» REQUIRED WORK:
Write the data out again exactly, with no pictures.
>> BEGIN
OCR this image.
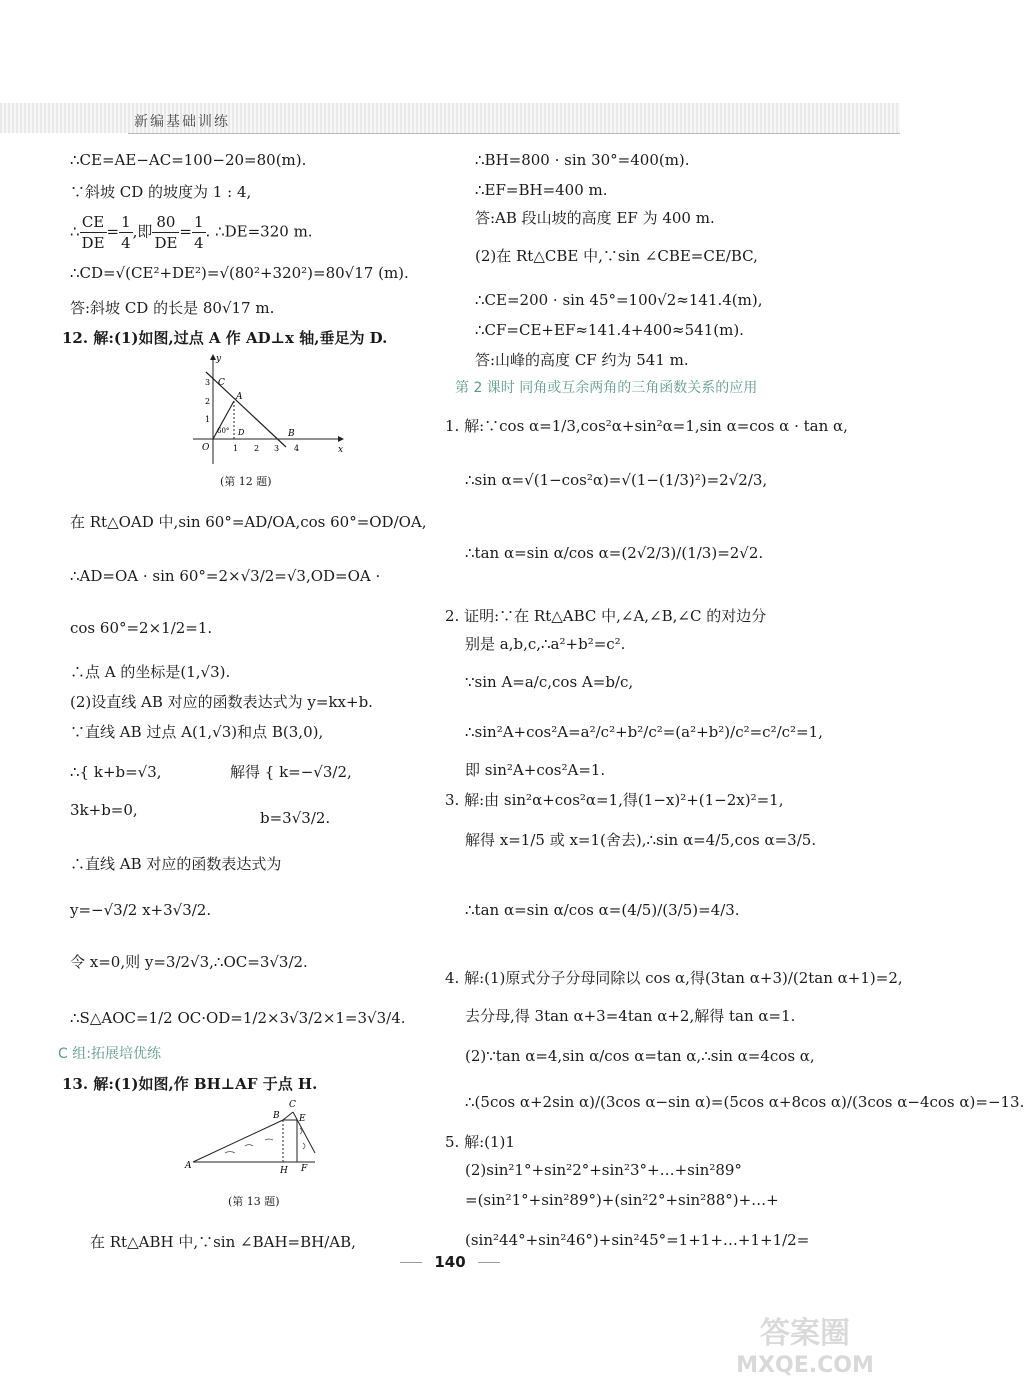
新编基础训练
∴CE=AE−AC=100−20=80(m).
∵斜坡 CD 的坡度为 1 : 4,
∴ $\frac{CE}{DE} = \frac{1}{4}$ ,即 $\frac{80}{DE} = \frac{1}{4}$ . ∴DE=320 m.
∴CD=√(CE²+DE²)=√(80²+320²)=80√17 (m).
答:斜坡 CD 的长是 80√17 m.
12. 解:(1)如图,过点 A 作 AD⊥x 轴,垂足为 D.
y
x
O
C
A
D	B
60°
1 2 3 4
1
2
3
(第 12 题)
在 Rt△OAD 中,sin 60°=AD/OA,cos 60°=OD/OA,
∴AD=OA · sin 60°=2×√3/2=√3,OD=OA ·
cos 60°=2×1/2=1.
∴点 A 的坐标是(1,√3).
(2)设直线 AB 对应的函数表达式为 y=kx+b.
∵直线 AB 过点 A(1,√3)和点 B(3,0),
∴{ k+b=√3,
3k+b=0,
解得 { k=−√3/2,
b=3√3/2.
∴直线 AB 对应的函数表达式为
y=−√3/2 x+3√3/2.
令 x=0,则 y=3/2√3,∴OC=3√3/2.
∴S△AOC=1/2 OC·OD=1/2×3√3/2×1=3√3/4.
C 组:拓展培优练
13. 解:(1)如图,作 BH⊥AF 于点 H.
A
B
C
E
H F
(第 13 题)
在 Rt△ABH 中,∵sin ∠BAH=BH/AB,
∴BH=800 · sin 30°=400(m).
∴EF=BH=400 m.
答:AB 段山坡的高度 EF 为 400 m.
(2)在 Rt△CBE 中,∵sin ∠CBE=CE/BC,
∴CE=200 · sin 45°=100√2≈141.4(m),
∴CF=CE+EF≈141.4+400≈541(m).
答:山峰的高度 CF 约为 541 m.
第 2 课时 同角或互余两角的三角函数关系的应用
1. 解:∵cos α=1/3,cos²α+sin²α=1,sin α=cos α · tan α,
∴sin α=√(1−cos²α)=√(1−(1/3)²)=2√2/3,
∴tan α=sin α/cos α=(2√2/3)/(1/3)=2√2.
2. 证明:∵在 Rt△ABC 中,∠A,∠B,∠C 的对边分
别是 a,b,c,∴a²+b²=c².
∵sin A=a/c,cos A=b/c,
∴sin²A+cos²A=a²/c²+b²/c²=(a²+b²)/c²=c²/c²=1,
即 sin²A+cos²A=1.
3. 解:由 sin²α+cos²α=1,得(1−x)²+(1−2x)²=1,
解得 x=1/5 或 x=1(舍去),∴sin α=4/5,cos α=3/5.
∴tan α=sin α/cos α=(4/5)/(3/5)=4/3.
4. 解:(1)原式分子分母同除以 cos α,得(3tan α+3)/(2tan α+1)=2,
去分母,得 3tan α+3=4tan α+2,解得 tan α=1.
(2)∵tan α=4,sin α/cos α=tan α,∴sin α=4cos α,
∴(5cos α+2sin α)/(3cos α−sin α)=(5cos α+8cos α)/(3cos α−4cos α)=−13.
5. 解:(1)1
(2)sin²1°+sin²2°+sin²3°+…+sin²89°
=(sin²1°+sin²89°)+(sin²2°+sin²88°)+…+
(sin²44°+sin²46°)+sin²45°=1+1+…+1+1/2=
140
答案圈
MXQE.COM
>> END
» IN RESPONSE:
OCR this image.
新编基础训练
∴CE=AE−AC=100−20=80(m).
∵斜坡 CD 的坡度为 1 : 4,
∴ $\frac{CE}{DE} = \frac{1}{4}$ ,即 $\frac{80}{DE} = \frac{1}{4}$ . ∴DE=320 m.
∴CD=√(CE²+DE²)=√(80²+320²)=80√17 (m).
答:斜坡 CD 的长是 80√17 m.
12. 解:(1)如图,过点 A 作 AD⊥x 轴,垂足为 D.
y
x
O
C
A
D	B
60°
1 2 3 4
1
2
3
(第 12 题)
在 Rt△OAD 中,sin 60°=AD/OA,cos 60°=OD/OA,
∴AD=OA · sin 60°=2×√3/2=√3,OD=OA ·
cos 60°=2×1/2=1.
∴点 A 的坐标是(1,√3).
(2)设直线 AB 对应的函数表达式为 y=kx+b.
∵直线 AB 过点 A(1,√3)和点 B(3,0),
∴{ k+b=√3,
3k+b=0,
解得 { k=−√3/2,
b=3√3/2.
∴直线 AB 对应的函数表达式为
y=−√3/2 x+3√3/2.
令 x=0,则 y=3/2√3,∴OC=3√3/2.
∴S△AOC=1/2 OC·OD=1/2×3√3/2×1=3√3/4.
C 组:拓展培优练
13. 解:(1)如图,作 BH⊥AF 于点 H.
A
B
C
E
H F
(第 13 题)
在 Rt△ABH 中,∵sin ∠BAH=BH/AB,
∴BH=800 · sin 30°=400(m).
∴EF=BH=400 m.
答:AB 段山坡的高度 EF 为 400 m.
(2)在 Rt△CBE 中,∵sin ∠CBE=CE/BC,
∴CE=200 · sin 45°=100√2≈141.4(m),
∴CF=CE+EF≈141.4+400≈541(m).
答:山峰的高度 CF 约为 541 m.
第 2 课时 同角或互余两角的三角函数关系的应用
1. 解:∵cos α=1/3,cos²α+sin²α=1,sin α=cos α · tan α,
∴sin α=√(1−cos²α)=√(1−(1/3)²)=2√2/3,
∴tan α=sin α/cos α=(2√2/3)/(1/3)=2√2.
2. 证明:∵在 Rt△ABC 中,∠A,∠B,∠C 的对边分
别是 a,b,c,∴a²+b²=c².
∵sin A=a/c,cos A=b/c,
∴sin²A+cos²A=a²/c²+b²/c²=(a²+b²)/c²=c²/c²=1,
即 sin²A+cos²A=1.
3. 解:由 sin²α+cos²α=1,得(1−x)²+(1−2x)²=1,
解得 x=1/5 或 x=1(舍去),∴sin α=4/5,cos α=3/5.
∴tan α=sin α/cos α=(4/5)/(3/5)=4/3.
4. 解:(1)原式分子分母同除以 cos α,得(3tan α+3)/(2tan α+1)=2,
去分母,得 3tan α+3=4tan α+2,解得 tan α=1.
(2)∵tan α=4,sin α/cos α=tan α,∴sin α=4cos α,
∴(5cos α+2sin α)/(3cos α−sin α)=(5cos α+8cos α)/(3cos α−4cos α)=−13.
5. 解:(1)1
(2)sin²1°+sin²2°+sin²3°+…+sin²89°
=(sin²1°+sin²89°)+(sin²2°+sin²88°)+…+
(sin²44°+sin²46°)+sin²45°=1+1+…+1+1/2=
140
答案圈
MXQE.COM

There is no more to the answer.